TASK BRIEF: Omit all pictures. Copy the rest of the material exactly.

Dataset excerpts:
— start —

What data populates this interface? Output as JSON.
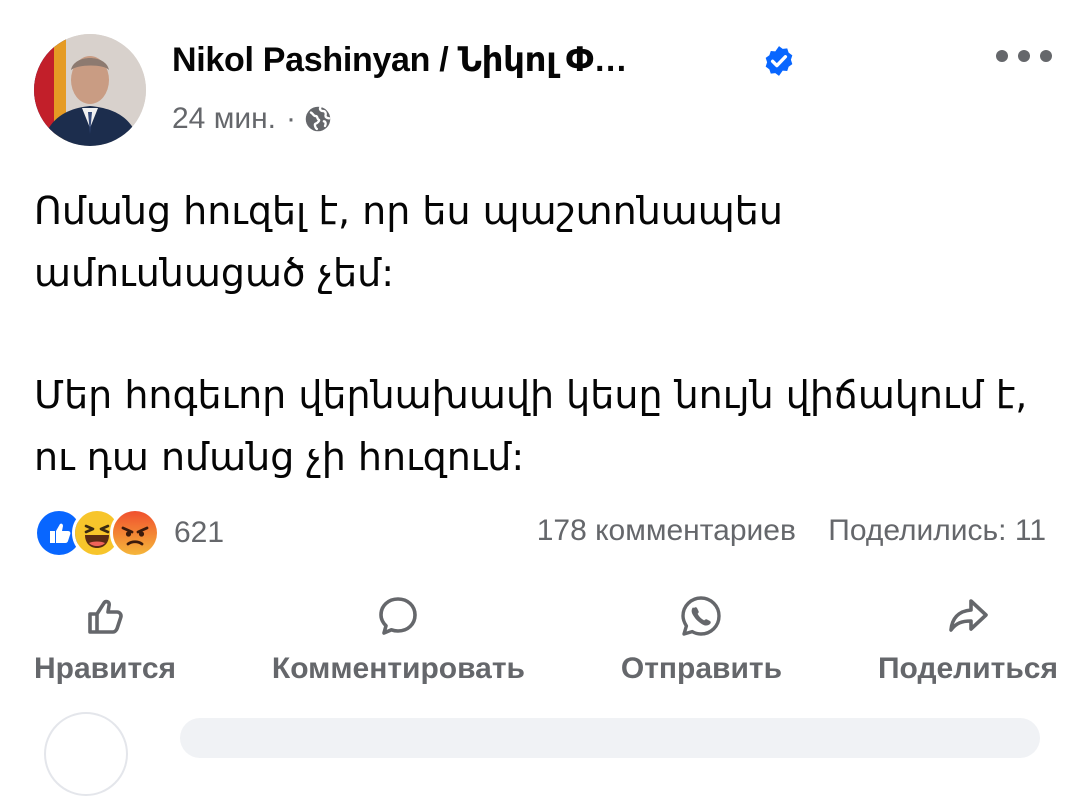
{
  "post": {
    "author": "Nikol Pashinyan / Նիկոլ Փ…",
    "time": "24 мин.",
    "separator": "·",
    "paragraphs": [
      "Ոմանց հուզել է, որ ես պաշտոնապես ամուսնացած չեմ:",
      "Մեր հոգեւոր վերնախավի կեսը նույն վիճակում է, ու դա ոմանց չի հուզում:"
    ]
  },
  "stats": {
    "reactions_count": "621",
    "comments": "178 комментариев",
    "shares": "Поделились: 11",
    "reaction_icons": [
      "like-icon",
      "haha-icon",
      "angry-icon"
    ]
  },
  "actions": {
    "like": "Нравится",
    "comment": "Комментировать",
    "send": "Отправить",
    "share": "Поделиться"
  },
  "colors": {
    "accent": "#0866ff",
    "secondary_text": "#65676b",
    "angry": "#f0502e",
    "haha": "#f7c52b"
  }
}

— end —

ANSWER TO THE TASK:
What data populates this interface? Output as JSON.
{
  "post": {
    "author": "Nikol Pashinyan / Նիկոլ Փ…",
    "time": "24 мин.",
    "separator": "·",
    "paragraphs": [
      "Ոմանց հուզել է, որ ես պաշտոնապես ամուսնացած չեմ:",
      "Մեր հոգեւոր վերնախավի կեսը նույն վիճակում է, ու դա ոմանց չի հուզում:"
    ]
  },
  "stats": {
    "reactions_count": "621",
    "comments": "178 комментариев",
    "shares": "Поделились: 11",
    "reaction_icons": [
      "like-icon",
      "haha-icon",
      "angry-icon"
    ]
  },
  "actions": {
    "like": "Нравится",
    "comment": "Комментировать",
    "send": "Отправить",
    "share": "Поделиться"
  },
  "colors": {
    "accent": "#0866ff",
    "secondary_text": "#65676b",
    "angry": "#f0502e",
    "haha": "#f7c52b"
  }
}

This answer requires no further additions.